Supplied records
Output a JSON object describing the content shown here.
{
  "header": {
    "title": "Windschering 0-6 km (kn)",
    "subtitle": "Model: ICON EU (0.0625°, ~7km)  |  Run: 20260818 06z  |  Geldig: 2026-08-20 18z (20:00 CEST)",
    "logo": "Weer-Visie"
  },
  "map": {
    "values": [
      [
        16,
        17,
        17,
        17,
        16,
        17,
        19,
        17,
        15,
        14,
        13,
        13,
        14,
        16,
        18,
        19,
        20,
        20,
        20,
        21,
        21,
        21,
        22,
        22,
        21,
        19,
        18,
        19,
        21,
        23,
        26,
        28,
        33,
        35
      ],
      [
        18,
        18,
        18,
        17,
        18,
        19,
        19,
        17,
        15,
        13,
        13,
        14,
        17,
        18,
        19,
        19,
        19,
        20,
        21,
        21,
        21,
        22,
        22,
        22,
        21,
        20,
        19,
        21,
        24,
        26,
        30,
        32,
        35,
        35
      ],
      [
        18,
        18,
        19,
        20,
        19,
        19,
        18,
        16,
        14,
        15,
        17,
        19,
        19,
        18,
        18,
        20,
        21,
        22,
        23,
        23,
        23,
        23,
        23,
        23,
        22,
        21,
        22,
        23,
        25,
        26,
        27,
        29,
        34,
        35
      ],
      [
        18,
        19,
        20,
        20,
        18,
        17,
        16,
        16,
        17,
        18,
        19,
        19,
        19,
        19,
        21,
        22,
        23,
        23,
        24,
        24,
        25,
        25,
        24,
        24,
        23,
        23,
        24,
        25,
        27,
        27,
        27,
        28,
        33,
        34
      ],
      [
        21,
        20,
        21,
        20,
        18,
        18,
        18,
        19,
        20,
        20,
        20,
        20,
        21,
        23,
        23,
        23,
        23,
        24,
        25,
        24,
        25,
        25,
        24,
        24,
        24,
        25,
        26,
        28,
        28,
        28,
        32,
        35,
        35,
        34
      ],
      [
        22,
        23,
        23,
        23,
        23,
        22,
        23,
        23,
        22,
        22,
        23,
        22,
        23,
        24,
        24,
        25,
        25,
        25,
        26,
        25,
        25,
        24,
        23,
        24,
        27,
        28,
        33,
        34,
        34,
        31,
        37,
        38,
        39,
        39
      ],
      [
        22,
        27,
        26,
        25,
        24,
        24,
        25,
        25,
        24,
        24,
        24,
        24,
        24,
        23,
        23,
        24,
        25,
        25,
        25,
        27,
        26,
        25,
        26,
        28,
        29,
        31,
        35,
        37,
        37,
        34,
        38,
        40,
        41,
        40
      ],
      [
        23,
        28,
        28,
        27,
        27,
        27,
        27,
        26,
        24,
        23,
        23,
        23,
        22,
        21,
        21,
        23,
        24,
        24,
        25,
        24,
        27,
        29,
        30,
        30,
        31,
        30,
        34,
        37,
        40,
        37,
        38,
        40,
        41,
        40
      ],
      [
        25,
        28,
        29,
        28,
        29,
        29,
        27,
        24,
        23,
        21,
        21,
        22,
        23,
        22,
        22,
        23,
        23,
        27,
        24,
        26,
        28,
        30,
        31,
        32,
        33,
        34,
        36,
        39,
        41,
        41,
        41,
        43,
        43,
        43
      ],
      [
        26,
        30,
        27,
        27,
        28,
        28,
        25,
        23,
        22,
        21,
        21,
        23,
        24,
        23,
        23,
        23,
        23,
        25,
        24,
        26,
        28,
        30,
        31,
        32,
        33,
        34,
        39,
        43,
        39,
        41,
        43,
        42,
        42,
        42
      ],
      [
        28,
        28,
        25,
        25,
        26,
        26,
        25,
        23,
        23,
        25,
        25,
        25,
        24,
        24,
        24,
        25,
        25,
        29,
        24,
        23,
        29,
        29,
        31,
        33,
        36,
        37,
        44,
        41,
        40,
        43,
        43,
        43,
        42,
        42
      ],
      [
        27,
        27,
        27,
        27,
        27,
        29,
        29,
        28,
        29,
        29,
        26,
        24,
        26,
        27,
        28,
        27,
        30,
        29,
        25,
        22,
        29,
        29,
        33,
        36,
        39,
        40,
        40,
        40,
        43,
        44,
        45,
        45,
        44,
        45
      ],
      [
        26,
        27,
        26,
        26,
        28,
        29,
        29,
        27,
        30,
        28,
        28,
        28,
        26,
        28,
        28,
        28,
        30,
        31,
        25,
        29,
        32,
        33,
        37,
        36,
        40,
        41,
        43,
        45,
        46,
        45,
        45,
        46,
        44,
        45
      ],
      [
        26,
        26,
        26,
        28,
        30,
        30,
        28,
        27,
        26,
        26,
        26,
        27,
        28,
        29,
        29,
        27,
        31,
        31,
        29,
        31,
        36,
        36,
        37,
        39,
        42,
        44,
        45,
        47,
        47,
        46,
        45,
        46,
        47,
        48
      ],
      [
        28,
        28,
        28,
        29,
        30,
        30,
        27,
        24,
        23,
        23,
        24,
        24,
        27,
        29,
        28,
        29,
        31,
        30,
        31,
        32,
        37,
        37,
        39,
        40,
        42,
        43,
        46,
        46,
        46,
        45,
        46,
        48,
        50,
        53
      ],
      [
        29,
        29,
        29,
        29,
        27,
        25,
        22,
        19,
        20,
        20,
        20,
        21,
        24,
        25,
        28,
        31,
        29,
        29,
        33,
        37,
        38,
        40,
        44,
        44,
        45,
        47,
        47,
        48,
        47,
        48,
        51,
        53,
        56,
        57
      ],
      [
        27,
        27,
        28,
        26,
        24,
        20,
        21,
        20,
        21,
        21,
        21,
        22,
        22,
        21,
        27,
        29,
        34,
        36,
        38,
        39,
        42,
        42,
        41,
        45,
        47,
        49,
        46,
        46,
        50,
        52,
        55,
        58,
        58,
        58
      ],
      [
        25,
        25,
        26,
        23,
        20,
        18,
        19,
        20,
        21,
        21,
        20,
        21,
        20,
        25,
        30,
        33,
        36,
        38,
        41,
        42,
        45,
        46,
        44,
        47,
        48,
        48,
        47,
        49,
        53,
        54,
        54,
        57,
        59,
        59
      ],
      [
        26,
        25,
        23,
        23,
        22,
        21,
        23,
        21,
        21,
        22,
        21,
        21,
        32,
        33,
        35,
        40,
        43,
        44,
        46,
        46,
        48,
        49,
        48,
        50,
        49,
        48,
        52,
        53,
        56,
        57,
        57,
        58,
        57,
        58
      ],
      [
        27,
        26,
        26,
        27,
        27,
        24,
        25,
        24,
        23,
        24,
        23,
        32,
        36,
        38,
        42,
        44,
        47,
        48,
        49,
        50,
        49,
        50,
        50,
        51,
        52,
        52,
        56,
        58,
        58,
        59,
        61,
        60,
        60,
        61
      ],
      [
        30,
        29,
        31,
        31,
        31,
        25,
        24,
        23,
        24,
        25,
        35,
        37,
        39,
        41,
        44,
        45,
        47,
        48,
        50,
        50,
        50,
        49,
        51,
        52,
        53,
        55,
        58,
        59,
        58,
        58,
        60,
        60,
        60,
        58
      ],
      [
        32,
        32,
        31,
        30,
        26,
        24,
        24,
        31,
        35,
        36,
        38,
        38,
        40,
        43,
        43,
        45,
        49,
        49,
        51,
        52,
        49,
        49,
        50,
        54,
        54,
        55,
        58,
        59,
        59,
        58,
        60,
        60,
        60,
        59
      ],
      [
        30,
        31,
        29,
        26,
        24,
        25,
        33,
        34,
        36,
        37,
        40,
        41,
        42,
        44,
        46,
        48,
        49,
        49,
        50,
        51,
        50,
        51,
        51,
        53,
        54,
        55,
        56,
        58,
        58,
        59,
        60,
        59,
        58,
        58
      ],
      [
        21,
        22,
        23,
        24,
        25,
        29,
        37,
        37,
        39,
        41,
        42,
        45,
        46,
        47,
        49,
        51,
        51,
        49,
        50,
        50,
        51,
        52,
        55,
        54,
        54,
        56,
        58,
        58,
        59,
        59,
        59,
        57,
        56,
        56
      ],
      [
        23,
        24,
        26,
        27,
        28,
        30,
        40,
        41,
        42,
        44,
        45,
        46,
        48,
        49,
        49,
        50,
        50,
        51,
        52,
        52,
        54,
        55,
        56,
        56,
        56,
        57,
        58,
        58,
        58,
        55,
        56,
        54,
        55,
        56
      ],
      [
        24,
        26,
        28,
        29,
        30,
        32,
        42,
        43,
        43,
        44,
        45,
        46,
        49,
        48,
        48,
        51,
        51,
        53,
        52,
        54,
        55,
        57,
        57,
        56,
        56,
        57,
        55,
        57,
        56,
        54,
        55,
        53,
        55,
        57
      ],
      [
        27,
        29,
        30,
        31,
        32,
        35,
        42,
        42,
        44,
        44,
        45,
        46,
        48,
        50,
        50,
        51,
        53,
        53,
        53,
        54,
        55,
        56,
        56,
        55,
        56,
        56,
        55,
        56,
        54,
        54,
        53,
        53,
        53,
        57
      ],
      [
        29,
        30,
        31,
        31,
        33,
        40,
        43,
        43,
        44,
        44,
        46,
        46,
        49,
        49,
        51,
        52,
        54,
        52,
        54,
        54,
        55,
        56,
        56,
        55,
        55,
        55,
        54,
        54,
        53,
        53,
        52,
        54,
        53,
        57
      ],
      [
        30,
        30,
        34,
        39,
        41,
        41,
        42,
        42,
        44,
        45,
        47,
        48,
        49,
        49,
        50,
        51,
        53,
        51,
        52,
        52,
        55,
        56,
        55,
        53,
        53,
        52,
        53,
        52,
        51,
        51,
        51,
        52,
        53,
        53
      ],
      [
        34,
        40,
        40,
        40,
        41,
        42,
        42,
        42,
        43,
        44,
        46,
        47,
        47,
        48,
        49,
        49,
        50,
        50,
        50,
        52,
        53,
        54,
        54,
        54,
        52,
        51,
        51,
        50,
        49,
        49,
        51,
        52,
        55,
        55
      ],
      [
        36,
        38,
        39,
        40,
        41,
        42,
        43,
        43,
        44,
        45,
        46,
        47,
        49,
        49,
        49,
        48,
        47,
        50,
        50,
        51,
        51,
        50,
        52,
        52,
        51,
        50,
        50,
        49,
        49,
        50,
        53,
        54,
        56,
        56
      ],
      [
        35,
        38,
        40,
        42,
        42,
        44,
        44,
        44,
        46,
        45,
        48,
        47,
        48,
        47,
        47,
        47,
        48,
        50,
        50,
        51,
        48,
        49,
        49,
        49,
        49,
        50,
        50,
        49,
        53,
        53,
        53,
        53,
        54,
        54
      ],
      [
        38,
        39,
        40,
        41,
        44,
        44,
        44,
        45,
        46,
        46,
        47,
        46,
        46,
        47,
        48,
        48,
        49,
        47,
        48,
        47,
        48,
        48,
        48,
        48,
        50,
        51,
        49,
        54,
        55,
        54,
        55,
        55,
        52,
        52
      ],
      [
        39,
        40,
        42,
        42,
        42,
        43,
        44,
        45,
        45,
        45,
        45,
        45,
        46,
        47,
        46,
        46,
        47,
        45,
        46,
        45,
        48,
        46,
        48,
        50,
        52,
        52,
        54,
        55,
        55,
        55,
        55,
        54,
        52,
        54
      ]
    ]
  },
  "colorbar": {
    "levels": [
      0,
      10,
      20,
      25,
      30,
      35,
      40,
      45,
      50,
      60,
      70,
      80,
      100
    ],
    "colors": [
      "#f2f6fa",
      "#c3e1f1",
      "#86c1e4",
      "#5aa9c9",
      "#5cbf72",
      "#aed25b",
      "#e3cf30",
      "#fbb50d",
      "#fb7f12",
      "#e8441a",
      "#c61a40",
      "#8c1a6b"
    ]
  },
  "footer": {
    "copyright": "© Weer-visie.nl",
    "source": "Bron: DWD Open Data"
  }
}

What the task asks
Search the preceding listing for "Weer" and extract every line where it is found.

Answer to the task
    "logo": "Weer-Visie"
    "copyright": "© Weer-visie.nl",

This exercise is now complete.